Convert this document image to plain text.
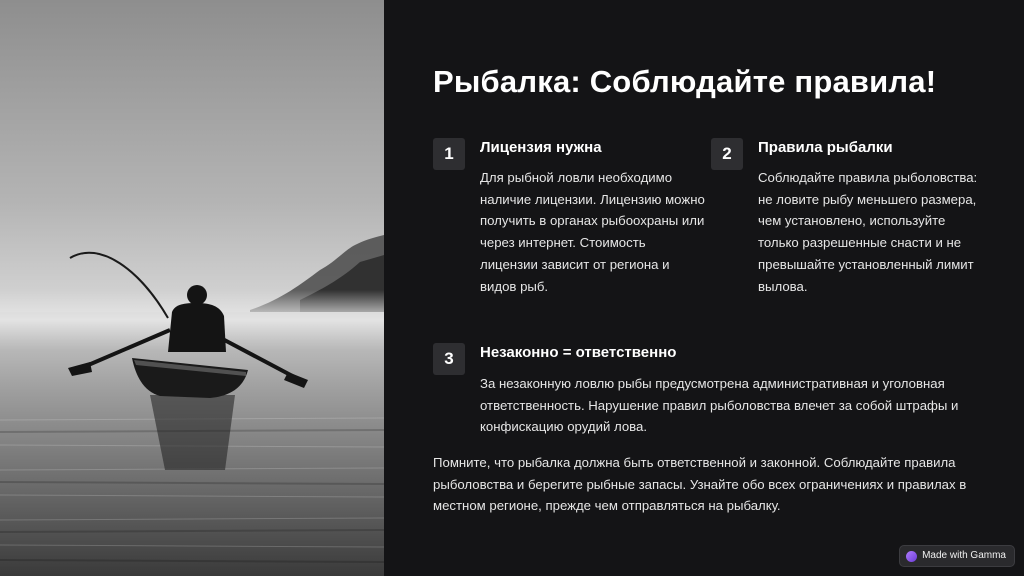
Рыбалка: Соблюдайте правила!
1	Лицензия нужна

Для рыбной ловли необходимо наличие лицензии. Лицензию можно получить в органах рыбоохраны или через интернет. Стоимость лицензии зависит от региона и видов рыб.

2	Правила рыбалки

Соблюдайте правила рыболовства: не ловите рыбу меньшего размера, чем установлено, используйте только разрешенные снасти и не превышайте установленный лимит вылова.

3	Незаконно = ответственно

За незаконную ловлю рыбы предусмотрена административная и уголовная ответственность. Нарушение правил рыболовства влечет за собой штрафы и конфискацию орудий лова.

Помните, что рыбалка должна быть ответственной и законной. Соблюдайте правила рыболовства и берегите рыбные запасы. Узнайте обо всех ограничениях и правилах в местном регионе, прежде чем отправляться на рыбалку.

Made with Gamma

--

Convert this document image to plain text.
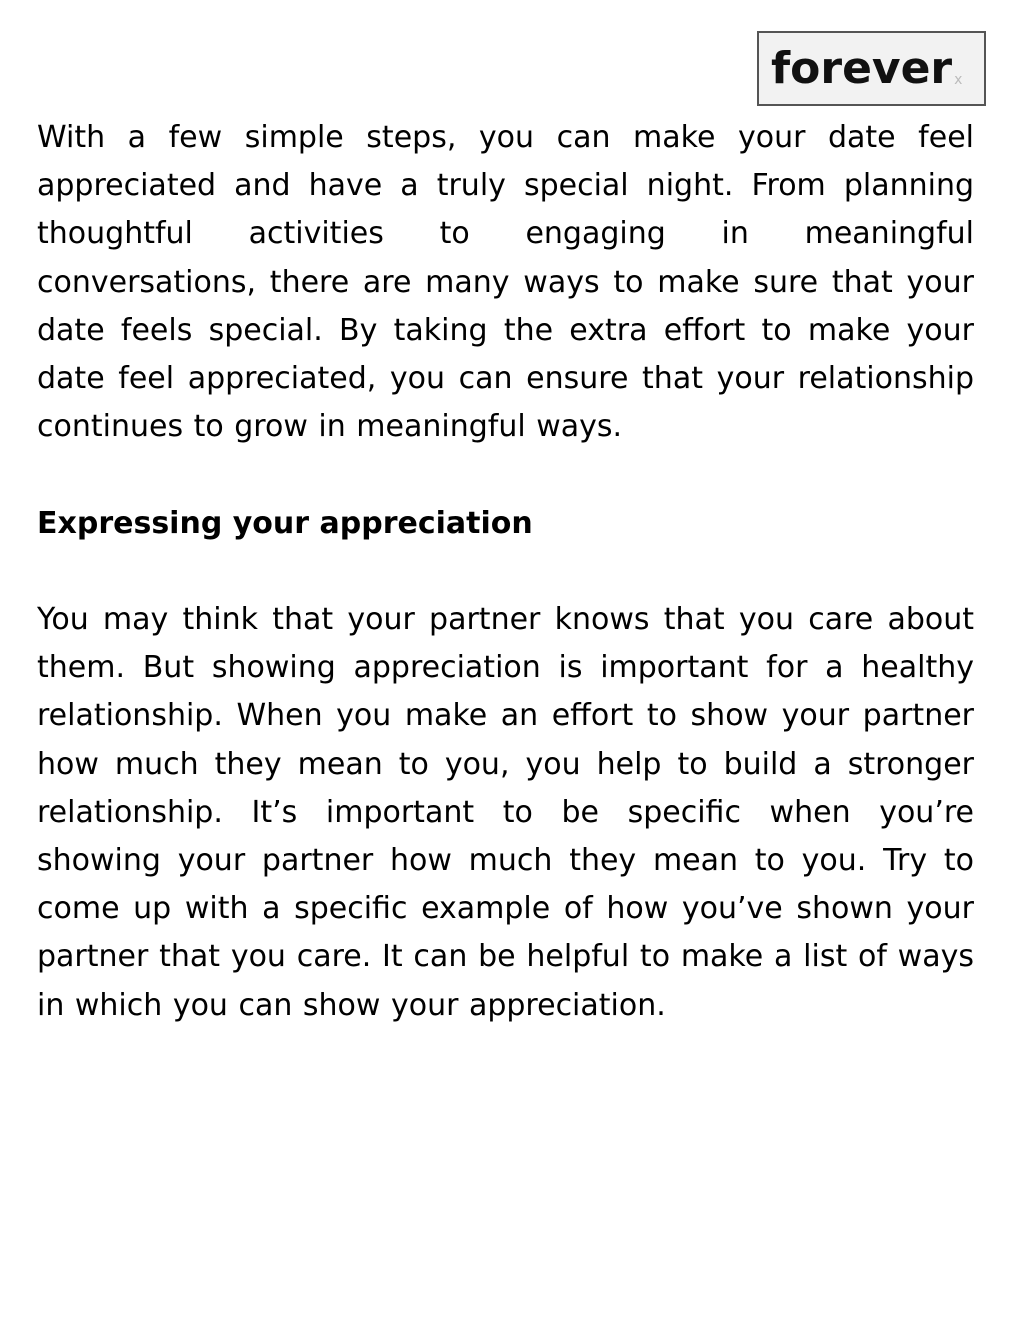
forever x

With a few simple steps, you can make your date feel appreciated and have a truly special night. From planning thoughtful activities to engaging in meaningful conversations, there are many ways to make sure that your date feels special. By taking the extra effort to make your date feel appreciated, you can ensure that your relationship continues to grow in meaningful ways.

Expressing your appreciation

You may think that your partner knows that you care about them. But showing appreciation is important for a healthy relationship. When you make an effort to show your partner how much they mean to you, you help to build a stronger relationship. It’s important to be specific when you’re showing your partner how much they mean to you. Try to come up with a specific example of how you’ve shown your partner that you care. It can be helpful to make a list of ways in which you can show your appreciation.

→ **WHAT YOU SHOULD DO**: Using the listing, collect all lines in which the string "рыболовства" is found.

→ **WRITTEN ANSWER**:
Соблюдайте правила рыболовства: не ловите рыбу меньшего размера, чем установлено, используйте только разрешенные снасти и не превышайте установленный лимит вылова.
За незаконную ловлю рыбы предусмотрена административная и уголовная ответственность. Нарушение правил рыболовства влечет за собой штрафы и конфискацию орудий лова.
Помните, что рыбалка должна быть ответственной и законной. Соблюдайте правила рыболовства и берегите рыбные запасы. Узнайте обо всех ограничениях и правилах в местном регионе, прежде чем отправляться на рыбалку.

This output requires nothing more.